Instruction:
Below are some records. How many of their lines contain the string "rate"? Give the number only.
---------- Exercise input
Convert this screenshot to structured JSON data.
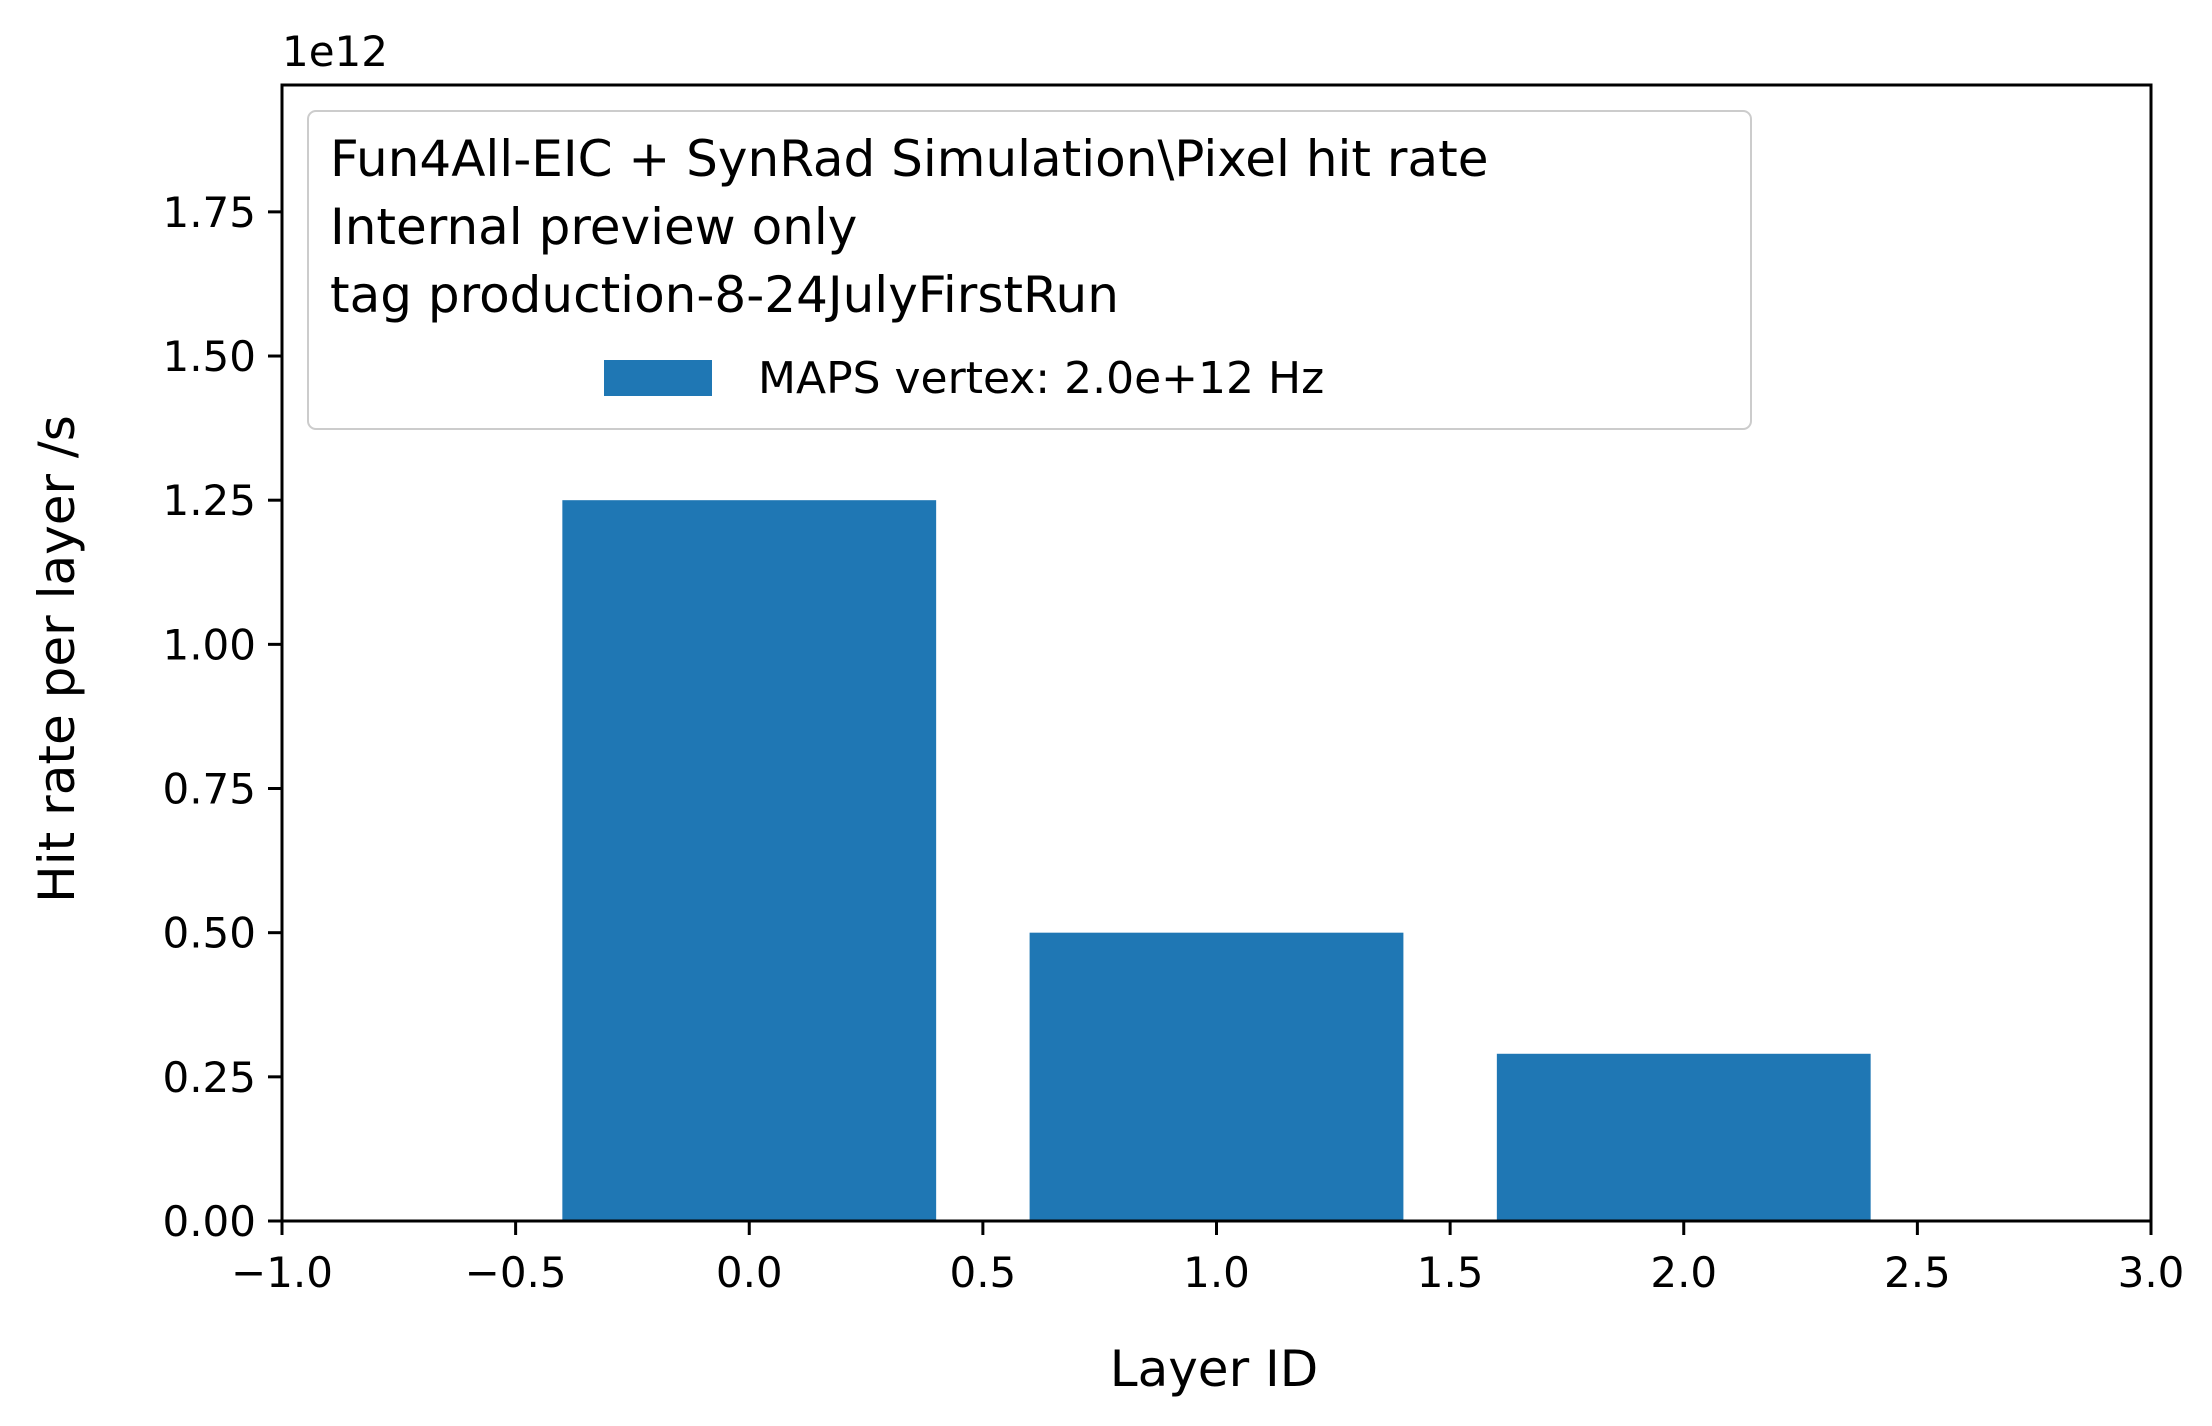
{
  "chart_data": {
    "type": "bar",
    "x": [
      0,
      1,
      2
    ],
    "bar_width": 0.8,
    "values": [
      1250000000000.0,
      500000000000.0,
      290000000000.0
    ],
    "xlabel": "Layer ID",
    "ylabel": "Hit rate per layer /s",
    "xlim": [
      -1.0,
      3.0
    ],
    "ylim": [
      0,
      1970000000000.0
    ],
    "x_ticks": [
      -1.0,
      -0.5,
      0.0,
      0.5,
      1.0,
      1.5,
      2.0,
      2.5,
      3.0
    ],
    "x_tick_labels": [
      "−1.0",
      "−0.5",
      "0.0",
      "0.5",
      "1.0",
      "1.5",
      "2.0",
      "2.5",
      "3.0"
    ],
    "y_ticks": [
      0,
      250000000000.0,
      500000000000.0,
      750000000000.0,
      1000000000000.0,
      1250000000000.0,
      1500000000000.0,
      1750000000000.0
    ],
    "y_tick_labels": [
      "0.00",
      "0.25",
      "0.50",
      "0.75",
      "1.00",
      "1.25",
      "1.50",
      "1.75"
    ],
    "y_offset_label": "1e12",
    "legend": {
      "placement": "top-left",
      "title_lines": [
        "Fun4All-EIC + SynRad Simulation\\Pixel hit rate",
        "Internal preview only",
        "tag production-8-24JulyFirstRun"
      ],
      "entries": [
        "MAPS vertex: 2.0e+12 Hz"
      ]
    },
    "grid": false,
    "colors": {
      "bar": "#1f77b4"
    }
  }
}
--------------------
The completed task:
2